:: Extracted records ::
[Start]

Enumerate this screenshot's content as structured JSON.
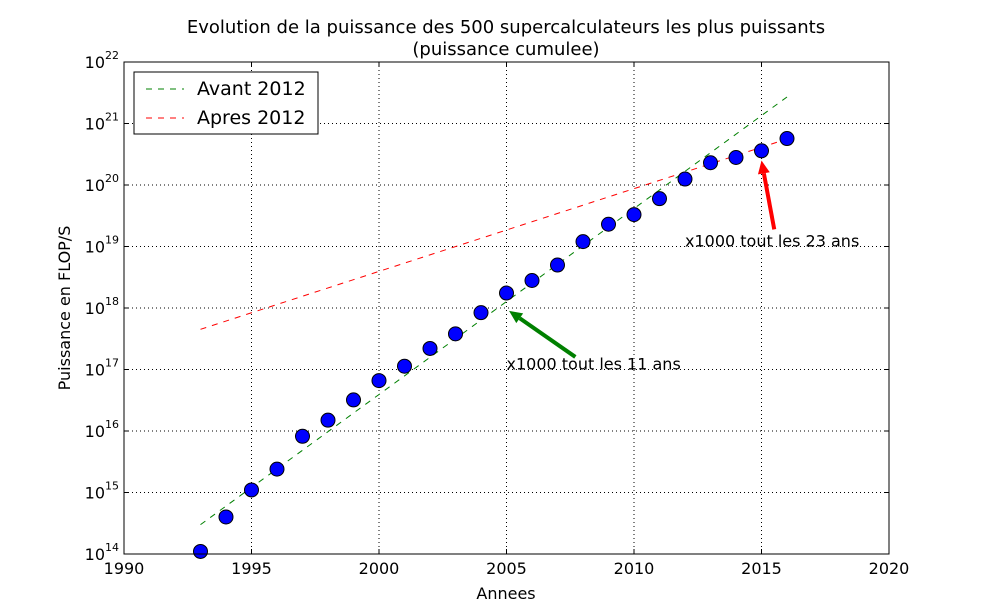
{
  "chart_data": {
    "type": "scatter",
    "title": "Evolution de la puissance des 500 supercalculateurs les plus puissants",
    "subtitle": "(puissance cumulee)",
    "xlabel": "Annees",
    "ylabel": "Puissance en FLOP/S",
    "xlim": [
      1990,
      2020
    ],
    "ylim_exp": [
      14,
      22
    ],
    "y_scale": "log",
    "grid": true,
    "x_ticks": [
      "1990",
      "1995",
      "2000",
      "2005",
      "2010",
      "2015",
      "2020"
    ],
    "y_tick_base": "10",
    "y_tick_exps": [
      "14",
      "15",
      "16",
      "17",
      "18",
      "19",
      "20",
      "21",
      "22"
    ],
    "legend_position": "top-left",
    "points": {
      "x": [
        1993,
        1994,
        1995,
        1996,
        1997,
        1998,
        1999,
        2000,
        2001,
        2002,
        2003,
        2004,
        2005,
        2006,
        2007,
        2008,
        2009,
        2010,
        2011,
        2012,
        2013,
        2014,
        2015,
        2016
      ],
      "y": [
        110000000000000.0,
        400000000000000.0,
        1100000000000000.0,
        2400000000000000.0,
        8200000000000000.0,
        1.5e+16,
        3.2e+16,
        6.6e+16,
        1.13e+17,
        2.2e+17,
        3.8e+17,
        8.4e+17,
        1.75e+18,
        2.8e+18,
        5e+18,
        1.2e+19,
        2.3e+19,
        3.3e+19,
        6e+19,
        1.25e+20,
        2.3e+20,
        2.8e+20,
        3.6e+20,
        5.7e+20
      ],
      "color": "#0000ff"
    },
    "series": [
      {
        "name": "Avant 2012",
        "x": [
          1993,
          2016
        ],
        "y": [
          300000000000000.0,
          2.7e+21
        ],
        "color": "#008000",
        "style": "dashed"
      },
      {
        "name": "Apres 2012",
        "x": [
          1993,
          2016
        ],
        "y": [
          4.5e+17,
          5.6e+20
        ],
        "color": "#ff0000",
        "style": "dashed"
      }
    ],
    "annotations": [
      {
        "text": "x1000 tout les 11 ans",
        "text_x": 2005.0,
        "text_y": 1e+17,
        "arrow_from_x": 2007.7,
        "arrow_from_y": 1.6e+17,
        "arrow_to_x": 2005.1,
        "arrow_to_y": 9e+17,
        "color": "#008000"
      },
      {
        "text": "x1000 tout les 23 ans",
        "text_x": 2012.0,
        "text_y": 1e+19,
        "arrow_from_x": 2015.5,
        "arrow_from_y": 1.9e+19,
        "arrow_to_x": 2015.0,
        "arrow_to_y": 2.5e+20,
        "color": "#ff0000"
      }
    ]
  }
}
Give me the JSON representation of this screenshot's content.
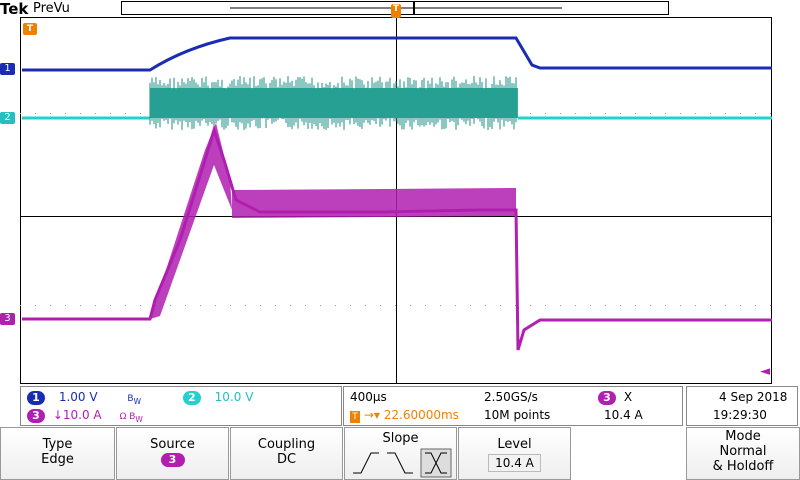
{
  "header": {
    "brand": "Tek",
    "mode": "PreVu"
  },
  "channels": [
    {
      "id": "1",
      "color": "#1a2db2",
      "scale": "1.00 V",
      "bw_icon": "B-W-icon"
    },
    {
      "id": "2",
      "color": "#00d0d0",
      "scale": "10.0 V"
    },
    {
      "id": "3",
      "color": "#b01fb0",
      "scale": "↓10.0 A",
      "bw_icon": "Ω-B-W-icon"
    }
  ],
  "timebase": {
    "scale": "400µs",
    "sample_rate": "2.50GS/s",
    "trigger_delay": "22.60000ms",
    "record_length": "10M points"
  },
  "trigger": {
    "channel": "3",
    "slope_symbol": "X",
    "level": "10.4 A"
  },
  "datetime": {
    "date": "4 Sep 2018",
    "time": "19:29:30"
  },
  "menu": {
    "type_label": "Type",
    "type_value": "Edge",
    "source_label": "Source",
    "source_value": "3",
    "coupling_label": "Coupling",
    "coupling_value": "DC",
    "slope_label": "Slope",
    "level_label": "Level",
    "level_value": "10.4 A",
    "mode_label": "Mode",
    "mode_value": "Normal",
    "mode_value2": "& Holdoff"
  },
  "markers": {
    "trigger_pos": "T",
    "trigger_left": "T",
    "ch1": "1",
    "ch2": "2",
    "ch3": "3"
  },
  "colors": {
    "ch1": "#1a2db2",
    "ch2": "#00c8c8",
    "ch3": "#b01fb0",
    "trigger": "#f08000"
  }
}
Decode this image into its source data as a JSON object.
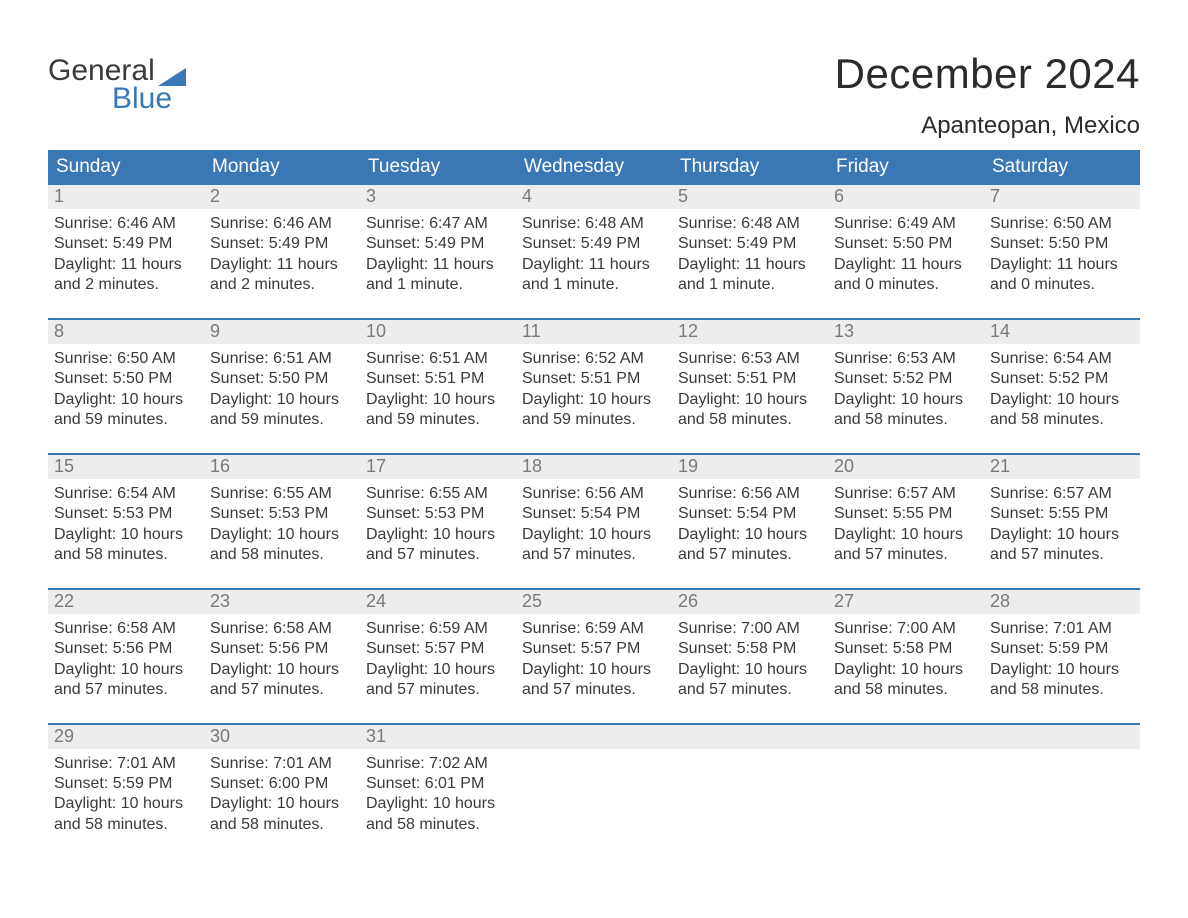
{
  "brand": {
    "word1": "General",
    "word2": "Blue",
    "accent_color": "#3a78b5",
    "text_color": "#3a3a3a"
  },
  "header": {
    "title": "December 2024",
    "location": "Apanteopan, Mexico"
  },
  "calendar": {
    "header_bg": "#3a78b5",
    "header_text_color": "#ffffff",
    "daynum_bg": "#ededed",
    "daynum_color": "#7a7a7a",
    "body_text_color": "#3a3a3a",
    "week_divider_color": "#3a78b5",
    "background_color": "#ffffff",
    "weekdays": [
      "Sunday",
      "Monday",
      "Tuesday",
      "Wednesday",
      "Thursday",
      "Friday",
      "Saturday"
    ],
    "labels": {
      "sunrise": "Sunrise:",
      "sunset": "Sunset:",
      "daylight": "Daylight:"
    },
    "weeks": [
      [
        {
          "n": "1",
          "sunrise": "6:46 AM",
          "sunset": "5:49 PM",
          "daylight": "11 hours and 2 minutes."
        },
        {
          "n": "2",
          "sunrise": "6:46 AM",
          "sunset": "5:49 PM",
          "daylight": "11 hours and 2 minutes."
        },
        {
          "n": "3",
          "sunrise": "6:47 AM",
          "sunset": "5:49 PM",
          "daylight": "11 hours and 1 minute."
        },
        {
          "n": "4",
          "sunrise": "6:48 AM",
          "sunset": "5:49 PM",
          "daylight": "11 hours and 1 minute."
        },
        {
          "n": "5",
          "sunrise": "6:48 AM",
          "sunset": "5:49 PM",
          "daylight": "11 hours and 1 minute."
        },
        {
          "n": "6",
          "sunrise": "6:49 AM",
          "sunset": "5:50 PM",
          "daylight": "11 hours and 0 minutes."
        },
        {
          "n": "7",
          "sunrise": "6:50 AM",
          "sunset": "5:50 PM",
          "daylight": "11 hours and 0 minutes."
        }
      ],
      [
        {
          "n": "8",
          "sunrise": "6:50 AM",
          "sunset": "5:50 PM",
          "daylight": "10 hours and 59 minutes."
        },
        {
          "n": "9",
          "sunrise": "6:51 AM",
          "sunset": "5:50 PM",
          "daylight": "10 hours and 59 minutes."
        },
        {
          "n": "10",
          "sunrise": "6:51 AM",
          "sunset": "5:51 PM",
          "daylight": "10 hours and 59 minutes."
        },
        {
          "n": "11",
          "sunrise": "6:52 AM",
          "sunset": "5:51 PM",
          "daylight": "10 hours and 59 minutes."
        },
        {
          "n": "12",
          "sunrise": "6:53 AM",
          "sunset": "5:51 PM",
          "daylight": "10 hours and 58 minutes."
        },
        {
          "n": "13",
          "sunrise": "6:53 AM",
          "sunset": "5:52 PM",
          "daylight": "10 hours and 58 minutes."
        },
        {
          "n": "14",
          "sunrise": "6:54 AM",
          "sunset": "5:52 PM",
          "daylight": "10 hours and 58 minutes."
        }
      ],
      [
        {
          "n": "15",
          "sunrise": "6:54 AM",
          "sunset": "5:53 PM",
          "daylight": "10 hours and 58 minutes."
        },
        {
          "n": "16",
          "sunrise": "6:55 AM",
          "sunset": "5:53 PM",
          "daylight": "10 hours and 58 minutes."
        },
        {
          "n": "17",
          "sunrise": "6:55 AM",
          "sunset": "5:53 PM",
          "daylight": "10 hours and 57 minutes."
        },
        {
          "n": "18",
          "sunrise": "6:56 AM",
          "sunset": "5:54 PM",
          "daylight": "10 hours and 57 minutes."
        },
        {
          "n": "19",
          "sunrise": "6:56 AM",
          "sunset": "5:54 PM",
          "daylight": "10 hours and 57 minutes."
        },
        {
          "n": "20",
          "sunrise": "6:57 AM",
          "sunset": "5:55 PM",
          "daylight": "10 hours and 57 minutes."
        },
        {
          "n": "21",
          "sunrise": "6:57 AM",
          "sunset": "5:55 PM",
          "daylight": "10 hours and 57 minutes."
        }
      ],
      [
        {
          "n": "22",
          "sunrise": "6:58 AM",
          "sunset": "5:56 PM",
          "daylight": "10 hours and 57 minutes."
        },
        {
          "n": "23",
          "sunrise": "6:58 AM",
          "sunset": "5:56 PM",
          "daylight": "10 hours and 57 minutes."
        },
        {
          "n": "24",
          "sunrise": "6:59 AM",
          "sunset": "5:57 PM",
          "daylight": "10 hours and 57 minutes."
        },
        {
          "n": "25",
          "sunrise": "6:59 AM",
          "sunset": "5:57 PM",
          "daylight": "10 hours and 57 minutes."
        },
        {
          "n": "26",
          "sunrise": "7:00 AM",
          "sunset": "5:58 PM",
          "daylight": "10 hours and 57 minutes."
        },
        {
          "n": "27",
          "sunrise": "7:00 AM",
          "sunset": "5:58 PM",
          "daylight": "10 hours and 58 minutes."
        },
        {
          "n": "28",
          "sunrise": "7:01 AM",
          "sunset": "5:59 PM",
          "daylight": "10 hours and 58 minutes."
        }
      ],
      [
        {
          "n": "29",
          "sunrise": "7:01 AM",
          "sunset": "5:59 PM",
          "daylight": "10 hours and 58 minutes."
        },
        {
          "n": "30",
          "sunrise": "7:01 AM",
          "sunset": "6:00 PM",
          "daylight": "10 hours and 58 minutes."
        },
        {
          "n": "31",
          "sunrise": "7:02 AM",
          "sunset": "6:01 PM",
          "daylight": "10 hours and 58 minutes."
        },
        {
          "empty": true
        },
        {
          "empty": true
        },
        {
          "empty": true
        },
        {
          "empty": true
        }
      ]
    ]
  }
}
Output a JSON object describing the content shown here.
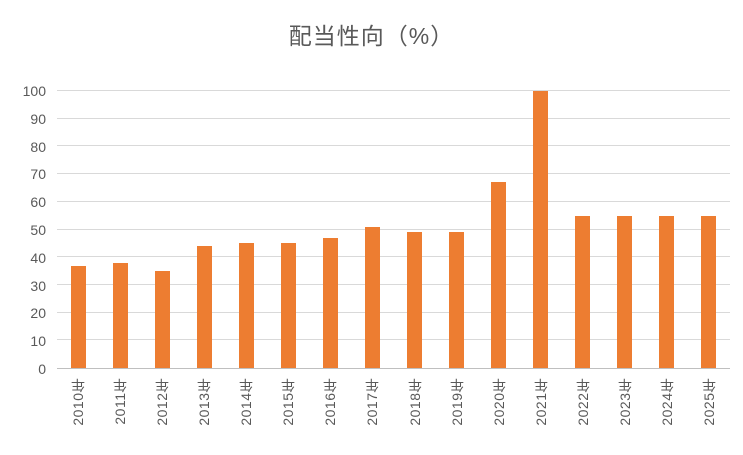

[End]

:: Short task ::
Copy every line of the listing that contains the word "this".

:: Final result ::
Enumerate this screenshot's content as structured JSON.
Give me the JSON representation of this screenshot's content.
Decode this image into its source data as a JSON object.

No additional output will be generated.